## Provided text
Hello all our team has run into a major problem here.
Our main instance is not working, we've tried restarting it and it will work for a few minutes then eventually stall.
We did some troubleshooting and found that there are 22000 running workflows on our offloading servers (we have 2 so 11000 each).
I was thinking to do a curl and delete the etc/workflow/instances/server0 node from the back end hoping it will solve our problem.
Is this a viable method?
Also this is what the error.log keeps spitting out.
13.07.2016 11:46:42.636 *ERROR* [sling-default-3042-org.apache.sling.event.jobs.Job:ad251b44-a812-4e15-8a45-c51e155bd723-0] org.apache.sling.commons.scheduler.impl.QuartzScheduler Exception during job execution of org.apache.sling.event.impl.jobs.scheduling.JobSchedulerImpl@6a09566e : null
java.lang.NullPointerException: null
at org.apache.sling.event.impl.jobs.JobManagerImpl.addJobInteral(JobManagerImpl.java:537)

Data items
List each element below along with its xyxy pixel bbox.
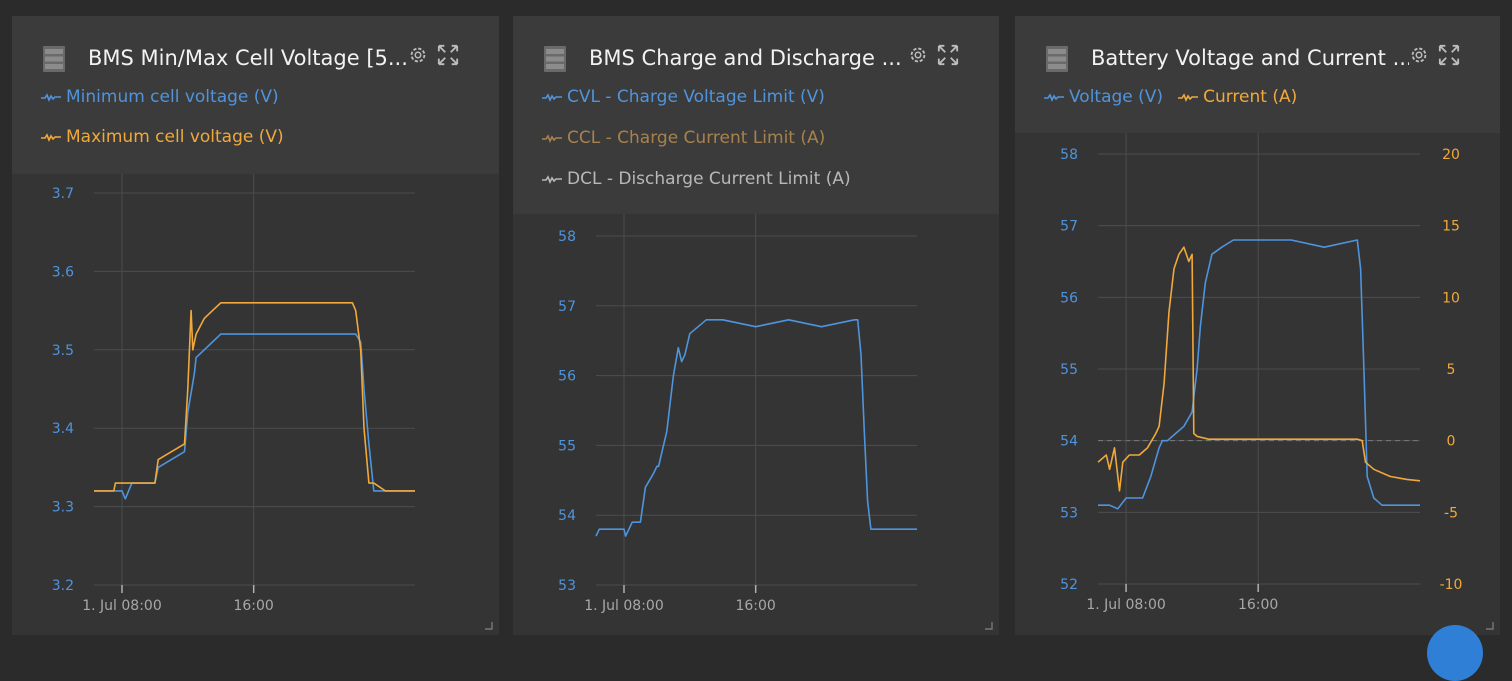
legend-line-icon [1178,93,1199,102]
legend-label: Current (A) [1203,87,1298,107]
chart-legend: Minimum cell voltage (V) Maximum cell vol… [40,87,298,167]
y-tick-label: 3.5 [52,343,74,359]
y-tick-label: 57 [558,299,576,315]
gear-icon[interactable] [907,44,929,66]
chart-area: 58 57 56 55 54 53 1. Jul 08:00 16:00 [513,214,999,635]
y-tick-label: 56 [558,369,576,385]
y-tick-label: 55 [558,438,576,454]
title-row: BMS Min/Max Cell Voltage [5... [42,44,479,76]
panel-header: Battery Voltage and Current ... Voltage … [1015,16,1500,133]
series-line [1097,246,1421,492]
widget-panel-charge-discharge: BMS Charge and Discharge ... CVL - Charg… [513,16,999,635]
y-tick-label: 3.4 [52,421,74,437]
legend-item[interactable]: Voltage (V) [1043,87,1163,107]
legend-item[interactable]: DCL - Discharge Current Limit (A) [541,169,851,210]
resize-handle-icon[interactable] [1486,622,1494,630]
database-icon [544,46,566,72]
expand-icon[interactable] [1438,44,1460,66]
y-tick-label: 3.3 [52,500,74,516]
y-tick-label: 58 [558,229,576,245]
title-row: Battery Voltage and Current ... [1045,44,1480,76]
x-tick-label: 16:00 [1238,597,1278,613]
panel-header: BMS Charge and Discharge ... CVL - Charg… [513,16,999,214]
legend-line-icon [41,133,61,142]
legend-item[interactable]: Maximum cell voltage (V) [40,127,284,167]
legend-item[interactable]: Minimum cell voltage (V) [40,87,284,127]
database-icon [43,46,65,72]
y2-tick-label: 0 [1447,434,1456,450]
widget-panel-cell-voltage: BMS Min/Max Cell Voltage [5... Minimum c… [12,16,499,635]
y-tick-label: 53 [1060,505,1078,521]
gear-icon[interactable] [407,44,429,66]
legend-line-icon [542,175,562,184]
chart-legend: Voltage (V) Current (A) [1043,87,1311,107]
y-tick-label: 3.6 [52,264,74,280]
y-tick-label: 56 [1060,290,1078,306]
expand-icon[interactable] [937,44,959,66]
y-tick-label: 3.2 [52,578,74,594]
y-tick-label: 54 [558,508,576,524]
legend-label: DCL - Discharge Current Limit (A) [567,169,851,189]
series-line [1098,239,1420,510]
y-tick-label: 54 [1060,434,1078,450]
series-line [94,333,415,500]
gear-icon[interactable] [1408,44,1430,66]
line-chart: 58 57 56 55 54 53 1. Jul 08:00 16:00 [558,214,917,614]
legend-label: Maximum cell voltage (V) [66,127,284,147]
legend-item[interactable]: CVL - Charge Voltage Limit (V) [541,87,851,128]
resize-handle-icon[interactable] [985,622,993,630]
legend-label: CVL - Charge Voltage Limit (V) [567,87,825,107]
line-chart: 3.7 3.6 3.5 3.4 3.3 3.2 1. Jul 08:00 16:00 [52,174,415,614]
y2-tick-label: 10 [1442,290,1460,306]
legend-label: Minimum cell voltage (V) [66,87,279,107]
legend-item[interactable]: CCL - Charge Current Limit (A) [541,128,851,169]
widget-panel-battery: Battery Voltage and Current ... Voltage … [1015,16,1500,635]
x-tick-label: 16:00 [233,598,273,614]
panel-title: BMS Min/Max Cell Voltage [5... [88,46,406,70]
y2-tick-label: 20 [1442,147,1460,163]
y2-tick-label: 5 [1447,362,1456,378]
panel-title: Battery Voltage and Current ... [1091,46,1409,70]
y-tick-label: 55 [1060,362,1078,378]
y-tick-label: 3.7 [52,186,74,202]
x-tick-label: 16:00 [735,598,775,614]
x-tick-label: 1. Jul 08:00 [584,598,664,614]
resize-handle-icon[interactable] [485,622,493,630]
legend-line-icon [1044,93,1064,102]
legend-item[interactable]: Current (A) [1177,87,1297,107]
y2-tick-label: -5 [1444,505,1458,521]
help-chat-button[interactable] [1427,625,1483,681]
expand-icon[interactable] [437,44,459,66]
chart-legend: CVL - Charge Voltage Limit (V) CCL - Char… [541,87,865,210]
y-tick-label: 52 [1060,577,1078,593]
panel-title: BMS Charge and Discharge ... [589,46,902,70]
legend-line-icon [41,93,61,102]
x-tick-label: 1. Jul 08:00 [82,598,162,614]
legend-line-icon [542,93,562,102]
y-tick-label: 58 [1060,147,1078,163]
panel-header: BMS Min/Max Cell Voltage [5... Minimum c… [12,16,499,174]
chart-area: 58 57 56 55 54 53 52 20 15 10 5 0 -5 -10 1. Jul 08:00 1… [1015,133,1500,635]
y2-tick-label: -10 [1440,577,1463,593]
y-tick-label: 57 [1060,219,1078,235]
y-tick-label: 53 [558,578,576,594]
legend-label: CCL - Charge Current Limit (A) [567,128,826,148]
series-line [595,319,917,537]
database-icon [1046,46,1068,72]
line-chart: 58 57 56 55 54 53 52 20 15 10 5 0 -5 -10 1. Jul 08:00 1… [1060,133,1463,613]
title-row: BMS Charge and Discharge ... [543,44,979,76]
chart-area: 3.7 3.6 3.5 3.4 3.3 3.2 1. Jul 08:00 16:00 [12,174,499,635]
legend-label: Voltage (V) [1069,87,1164,107]
y2-tick-label: 15 [1442,219,1460,235]
series-line [94,302,415,492]
x-tick-label: 1. Jul 08:00 [1086,597,1166,613]
legend-line-icon [542,134,562,143]
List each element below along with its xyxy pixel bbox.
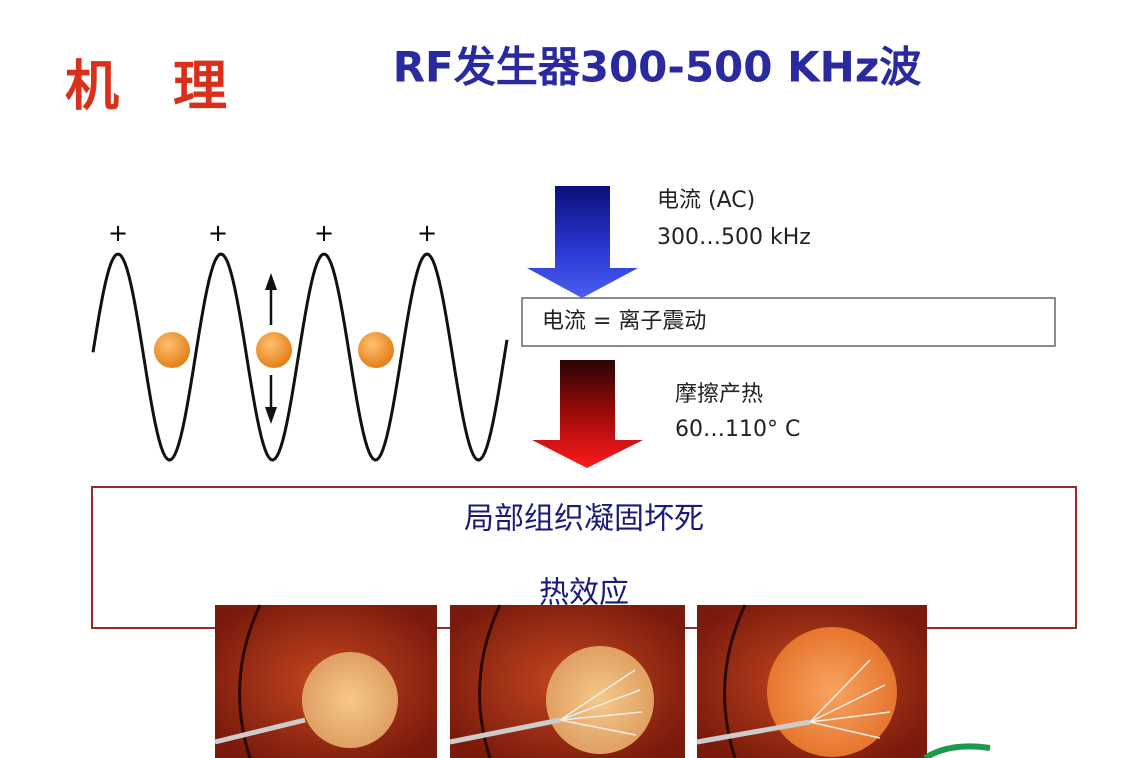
effect-line1: 局部组织凝固坏死 <box>464 502 704 537</box>
plus-sign: + <box>108 219 128 247</box>
logo-mark <box>923 743 991 758</box>
oscillation-arrow <box>265 273 277 424</box>
photo <box>696 604 927 758</box>
wave-line <box>91 252 509 462</box>
ion <box>154 332 190 368</box>
current-frequency: 300…500 kHz <box>657 225 811 250</box>
plus-sign: + <box>417 219 437 247</box>
effect-line2: 热效应 <box>539 576 629 611</box>
heat-arrow <box>532 360 643 468</box>
heat-label: 摩擦产热 <box>675 382 763 407</box>
slide-subtitle: RF发生器300-500 KHz波 <box>393 43 922 92</box>
ion-text: 电流 = 离子震动 <box>542 309 706 334</box>
plus-sign: + <box>314 219 334 247</box>
heat-temperature: 60…110° C <box>675 417 800 442</box>
plus-sign: + <box>208 219 228 247</box>
slide-title: 机 理 <box>65 55 227 118</box>
current-label: 电流 (AC) <box>657 188 755 213</box>
current-arrow <box>527 186 638 298</box>
ion <box>358 332 394 368</box>
photo <box>449 604 685 758</box>
ion <box>256 332 292 368</box>
photo <box>214 604 437 758</box>
ion-box <box>521 297 1056 347</box>
sine-wave <box>91 252 509 462</box>
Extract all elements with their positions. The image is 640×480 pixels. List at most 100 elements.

## Required task 1
Summarize the forum post about the stalled instance in two sentences.
## Required task 2
Carry the forum post about the stalled instance forward from its last line.

## Reply 1
A team reports that its main instance stalls a few minutes after each restart, and troubleshooting turned up 22000 running workflows split evenly across two offloading servers. The poster asks whether using curl to delete the etc/workflow/instances/server0 node from the back end is a viable fix and shares error.log output showing a NullPointerException during job execution.

## Reply 2
at org.apache.sling.event.impl.jobs.JobManagerImpl.addJob(JobManagerImpl.java:704)
at org.apache.sling.event.impl.jobs.JobManagerImpl.addJob(JobManagerImpl.java:267)
at org.apache.sling.event.impl.jobs.scheduling.JobSchedulerImpl.execute(JobSchedulerImpl.java:280)
at org.apache.sling.commons.scheduler.impl.QuartzJobExecutor.execute(QuartzJobExecutor.java:116)
at org.quartz.core.JobRunShell.run(JobRunShell.java:202)
at java.util.concurrent.ThreadPoolExecutor.runWorker(ThreadPoolExecutor.java:1145)
at java.util.concurrent.ThreadPoolExecutor$Worker.run(ThreadPoolExecutor.java:615)
at java.lang.Thread.run(Thread.java:745)